DATA ENTRIES:
—————

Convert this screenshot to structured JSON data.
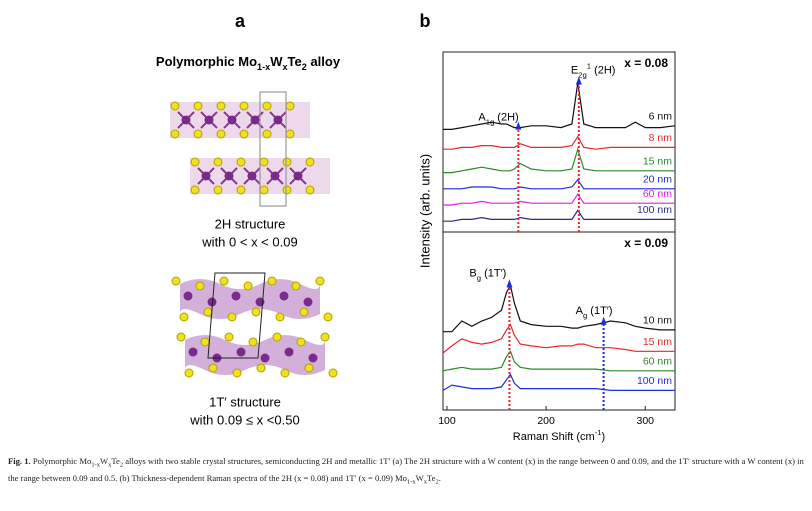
{
  "figure": {
    "panel_a": {
      "letter": "a",
      "title_parts": [
        {
          "text": "Polymorphic Mo"
        },
        {
          "sub": "1-x"
        },
        {
          "text": "W"
        },
        {
          "sub": "x"
        },
        {
          "text": "Te"
        },
        {
          "sub": "2"
        },
        {
          "text": " alloy"
        }
      ],
      "structures": [
        {
          "name": "2H structure",
          "range": "with 0 < x < 0.09"
        },
        {
          "name": "1T′ structure",
          "range": "with 0.09 ≤ x <0.50"
        }
      ]
    },
    "panel_b": {
      "letter": "b"
    },
    "caption_parts": [
      {
        "bold": "Fig. 1."
      },
      {
        "text": "  Polymorphic Mo"
      },
      {
        "sub": "1-x"
      },
      {
        "text": "W"
      },
      {
        "sub": "x"
      },
      {
        "text": "Te"
      },
      {
        "sub": "2"
      },
      {
        "text": " alloys with two stable crystal structures, semiconducting 2H and metallic 1T′ (a) The 2H structure with a W content (x) in the range between 0 and 0.09, and the 1T′ structure with a W content (x) in the range between 0.09 and 0.5. (b) Thickness-dependent Raman spectra of the 2H (x = 0.08) and 1T′ (x = 0.09) Mo"
      },
      {
        "sub": "1-x"
      },
      {
        "text": "W"
      },
      {
        "sub": "x"
      },
      {
        "text": "Te"
      },
      {
        "sub": "2"
      },
      {
        "text": "."
      }
    ]
  },
  "chart_data": [
    {
      "type": "line",
      "panel_label": "x = 0.08",
      "ylabel": "Intensity (arb. units)",
      "x": [
        96,
        105,
        115,
        125,
        135,
        145,
        155,
        160,
        164,
        168,
        174,
        185,
        200,
        215,
        226,
        232,
        238,
        250,
        265,
        280,
        290,
        300,
        315,
        330
      ],
      "xlim": [
        96,
        330
      ],
      "ylim": [
        0,
        100
      ],
      "series": [
        {
          "name": "6 nm",
          "color": "#111111",
          "values": [
            57,
            57,
            58,
            59,
            60,
            61,
            60,
            60,
            59,
            58,
            58,
            59,
            59,
            58,
            60,
            83,
            60,
            58,
            58,
            58,
            61,
            58,
            58,
            59
          ]
        },
        {
          "name": "8 nm",
          "color": "#e8262a",
          "values": [
            46,
            46,
            47,
            47,
            48,
            48,
            47,
            47,
            47,
            47,
            49,
            47,
            47,
            47,
            48,
            53,
            47,
            46,
            47,
            47,
            47,
            47,
            47,
            47
          ]
        },
        {
          "name": "15 nm",
          "color": "#2a8a2a",
          "values": [
            33,
            33,
            34,
            35,
            36,
            35,
            34,
            34,
            34,
            35,
            38,
            35,
            34,
            34,
            35,
            46,
            35,
            34,
            34,
            34,
            34,
            34,
            34,
            34
          ]
        },
        {
          "name": "20 nm",
          "color": "#1c2fd8",
          "values": [
            24,
            24,
            24,
            25,
            25,
            25,
            24,
            24,
            24,
            24,
            25,
            24,
            24,
            24,
            25,
            29,
            24,
            24,
            24,
            24,
            24,
            24,
            24,
            24
          ]
        },
        {
          "name": "60 nm",
          "color": "#e020e0",
          "values": [
            15,
            15,
            16,
            16,
            17,
            16,
            16,
            16,
            16,
            16,
            17,
            16,
            16,
            16,
            16,
            21,
            16,
            16,
            16,
            16,
            16,
            16,
            16,
            16
          ]
        },
        {
          "name": "100 nm",
          "color": "#2a2a8a",
          "values": [
            6,
            6,
            7,
            7,
            8,
            7,
            7,
            7,
            7,
            7,
            8,
            7,
            7,
            7,
            7,
            12,
            7,
            7,
            7,
            7,
            7,
            7,
            7,
            7
          ]
        }
      ],
      "annotations": [
        {
          "parts": [
            {
              "text": "A"
            },
            {
              "sub": "1g"
            },
            {
              "text": " (2H)"
            }
          ],
          "x": 172,
          "top": 58,
          "color": "#e8262a"
        },
        {
          "parts": [
            {
              "text": "E"
            },
            {
              "sub": "2g"
            },
            {
              "sup": "1"
            },
            {
              "text": " (2H)"
            }
          ],
          "x": 233,
          "top": 83,
          "color": "#e8262a"
        }
      ]
    },
    {
      "type": "line",
      "panel_label": "x = 0.09",
      "xlabel_parts": [
        {
          "text": "Raman Shift (cm"
        },
        {
          "sup": "-1"
        },
        {
          "text": ")"
        }
      ],
      "x": [
        96,
        105,
        115,
        125,
        135,
        145,
        155,
        160,
        164,
        168,
        174,
        185,
        200,
        215,
        226,
        232,
        238,
        250,
        265,
        280,
        290,
        300,
        315,
        330
      ],
      "xlim": [
        96,
        330
      ],
      "ylim": [
        0,
        100
      ],
      "xticks": [
        100,
        200,
        300
      ],
      "series": [
        {
          "name": "10 nm",
          "color": "#111111",
          "values": [
            44,
            44,
            50,
            47,
            50,
            52,
            56,
            66,
            70,
            60,
            50,
            48,
            47,
            47,
            46,
            46,
            47,
            48,
            50,
            49,
            47,
            46,
            45,
            45
          ]
        },
        {
          "name": "15 nm",
          "color": "#e8262a",
          "values": [
            32,
            36,
            40,
            38,
            37,
            38,
            40,
            45,
            48,
            42,
            37,
            36,
            35,
            36,
            36,
            37,
            37,
            35,
            35,
            34,
            33,
            33,
            33,
            33
          ]
        },
        {
          "name": "60 nm",
          "color": "#2a8a2a",
          "values": [
            22,
            23,
            24,
            23,
            23,
            23,
            24,
            30,
            33,
            27,
            24,
            23,
            23,
            23,
            23,
            23,
            23,
            23,
            22,
            22,
            22,
            22,
            22,
            22
          ]
        },
        {
          "name": "100 nm",
          "color": "#1c2fd8",
          "values": [
            11,
            14,
            13,
            12,
            12,
            12,
            13,
            17,
            20,
            15,
            12,
            12,
            12,
            12,
            12,
            12,
            12,
            12,
            11,
            11,
            11,
            11,
            11,
            11
          ]
        }
      ],
      "annotations": [
        {
          "parts": [
            {
              "text": "B"
            },
            {
              "sub": "g"
            },
            {
              "text": " (1T′)"
            }
          ],
          "x": 163,
          "top": 70,
          "color": "#e8262a"
        },
        {
          "parts": [
            {
              "text": "A"
            },
            {
              "sub": "g"
            },
            {
              "text": " (1T′)"
            }
          ],
          "x": 258,
          "top": 49,
          "color": "#1c2fd8"
        }
      ]
    }
  ]
}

—————

THE PROBLEM:
Set down the material above as is, without any pictures.

OUTPUT BELOW:
Convert this screenshot to structured JSON data.
{
  "figure": {
    "panel_a": {
      "letter": "a",
      "title_parts": [
        {
          "text": "Polymorphic Mo"
        },
        {
          "sub": "1-x"
        },
        {
          "text": "W"
        },
        {
          "sub": "x"
        },
        {
          "text": "Te"
        },
        {
          "sub": "2"
        },
        {
          "text": " alloy"
        }
      ],
      "structures": [
        {
          "name": "2H structure",
          "range": "with 0 < x < 0.09"
        },
        {
          "name": "1T′ structure",
          "range": "with 0.09 ≤ x <0.50"
        }
      ]
    },
    "panel_b": {
      "letter": "b"
    },
    "caption_parts": [
      {
        "bold": "Fig. 1."
      },
      {
        "text": "  Polymorphic Mo"
      },
      {
        "sub": "1-x"
      },
      {
        "text": "W"
      },
      {
        "sub": "x"
      },
      {
        "text": "Te"
      },
      {
        "sub": "2"
      },
      {
        "text": " alloys with two stable crystal structures, semiconducting 2H and metallic 1T′ (a) The 2H structure with a W content (x) in the range between 0 and 0.09, and the 1T′ structure with a W content (x) in the range between 0.09 and 0.5. (b) Thickness-dependent Raman spectra of the 2H (x = 0.08) and 1T′ (x = 0.09) Mo"
      },
      {
        "sub": "1-x"
      },
      {
        "text": "W"
      },
      {
        "sub": "x"
      },
      {
        "text": "Te"
      },
      {
        "sub": "2"
      },
      {
        "text": "."
      }
    ]
  },
  "chart_data": [
    {
      "type": "line",
      "panel_label": "x = 0.08",
      "ylabel": "Intensity (arb. units)",
      "x": [
        96,
        105,
        115,
        125,
        135,
        145,
        155,
        160,
        164,
        168,
        174,
        185,
        200,
        215,
        226,
        232,
        238,
        250,
        265,
        280,
        290,
        300,
        315,
        330
      ],
      "xlim": [
        96,
        330
      ],
      "ylim": [
        0,
        100
      ],
      "series": [
        {
          "name": "6 nm",
          "color": "#111111",
          "values": [
            57,
            57,
            58,
            59,
            60,
            61,
            60,
            60,
            59,
            58,
            58,
            59,
            59,
            58,
            60,
            83,
            60,
            58,
            58,
            58,
            61,
            58,
            58,
            59
          ]
        },
        {
          "name": "8 nm",
          "color": "#e8262a",
          "values": [
            46,
            46,
            47,
            47,
            48,
            48,
            47,
            47,
            47,
            47,
            49,
            47,
            47,
            47,
            48,
            53,
            47,
            46,
            47,
            47,
            47,
            47,
            47,
            47
          ]
        },
        {
          "name": "15 nm",
          "color": "#2a8a2a",
          "values": [
            33,
            33,
            34,
            35,
            36,
            35,
            34,
            34,
            34,
            35,
            38,
            35,
            34,
            34,
            35,
            46,
            35,
            34,
            34,
            34,
            34,
            34,
            34,
            34
          ]
        },
        {
          "name": "20 nm",
          "color": "#1c2fd8",
          "values": [
            24,
            24,
            24,
            25,
            25,
            25,
            24,
            24,
            24,
            24,
            25,
            24,
            24,
            24,
            25,
            29,
            24,
            24,
            24,
            24,
            24,
            24,
            24,
            24
          ]
        },
        {
          "name": "60 nm",
          "color": "#e020e0",
          "values": [
            15,
            15,
            16,
            16,
            17,
            16,
            16,
            16,
            16,
            16,
            17,
            16,
            16,
            16,
            16,
            21,
            16,
            16,
            16,
            16,
            16,
            16,
            16,
            16
          ]
        },
        {
          "name": "100 nm",
          "color": "#2a2a8a",
          "values": [
            6,
            6,
            7,
            7,
            8,
            7,
            7,
            7,
            7,
            7,
            8,
            7,
            7,
            7,
            7,
            12,
            7,
            7,
            7,
            7,
            7,
            7,
            7,
            7
          ]
        }
      ],
      "annotations": [
        {
          "parts": [
            {
              "text": "A"
            },
            {
              "sub": "1g"
            },
            {
              "text": " (2H)"
            }
          ],
          "x": 172,
          "top": 58,
          "color": "#e8262a"
        },
        {
          "parts": [
            {
              "text": "E"
            },
            {
              "sub": "2g"
            },
            {
              "sup": "1"
            },
            {
              "text": " (2H)"
            }
          ],
          "x": 233,
          "top": 83,
          "color": "#e8262a"
        }
      ]
    },
    {
      "type": "line",
      "panel_label": "x = 0.09",
      "xlabel_parts": [
        {
          "text": "Raman Shift (cm"
        },
        {
          "sup": "-1"
        },
        {
          "text": ")"
        }
      ],
      "x": [
        96,
        105,
        115,
        125,
        135,
        145,
        155,
        160,
        164,
        168,
        174,
        185,
        200,
        215,
        226,
        232,
        238,
        250,
        265,
        280,
        290,
        300,
        315,
        330
      ],
      "xlim": [
        96,
        330
      ],
      "ylim": [
        0,
        100
      ],
      "xticks": [
        100,
        200,
        300
      ],
      "series": [
        {
          "name": "10 nm",
          "color": "#111111",
          "values": [
            44,
            44,
            50,
            47,
            50,
            52,
            56,
            66,
            70,
            60,
            50,
            48,
            47,
            47,
            46,
            46,
            47,
            48,
            50,
            49,
            47,
            46,
            45,
            45
          ]
        },
        {
          "name": "15 nm",
          "color": "#e8262a",
          "values": [
            32,
            36,
            40,
            38,
            37,
            38,
            40,
            45,
            48,
            42,
            37,
            36,
            35,
            36,
            36,
            37,
            37,
            35,
            35,
            34,
            33,
            33,
            33,
            33
          ]
        },
        {
          "name": "60 nm",
          "color": "#2a8a2a",
          "values": [
            22,
            23,
            24,
            23,
            23,
            23,
            24,
            30,
            33,
            27,
            24,
            23,
            23,
            23,
            23,
            23,
            23,
            23,
            22,
            22,
            22,
            22,
            22,
            22
          ]
        },
        {
          "name": "100 nm",
          "color": "#1c2fd8",
          "values": [
            11,
            14,
            13,
            12,
            12,
            12,
            13,
            17,
            20,
            15,
            12,
            12,
            12,
            12,
            12,
            12,
            12,
            12,
            11,
            11,
            11,
            11,
            11,
            11
          ]
        }
      ],
      "annotations": [
        {
          "parts": [
            {
              "text": "B"
            },
            {
              "sub": "g"
            },
            {
              "text": " (1T′)"
            }
          ],
          "x": 163,
          "top": 70,
          "color": "#e8262a"
        },
        {
          "parts": [
            {
              "text": "A"
            },
            {
              "sub": "g"
            },
            {
              "text": " (1T′)"
            }
          ],
          "x": 258,
          "top": 49,
          "color": "#1c2fd8"
        }
      ]
    }
  ]
}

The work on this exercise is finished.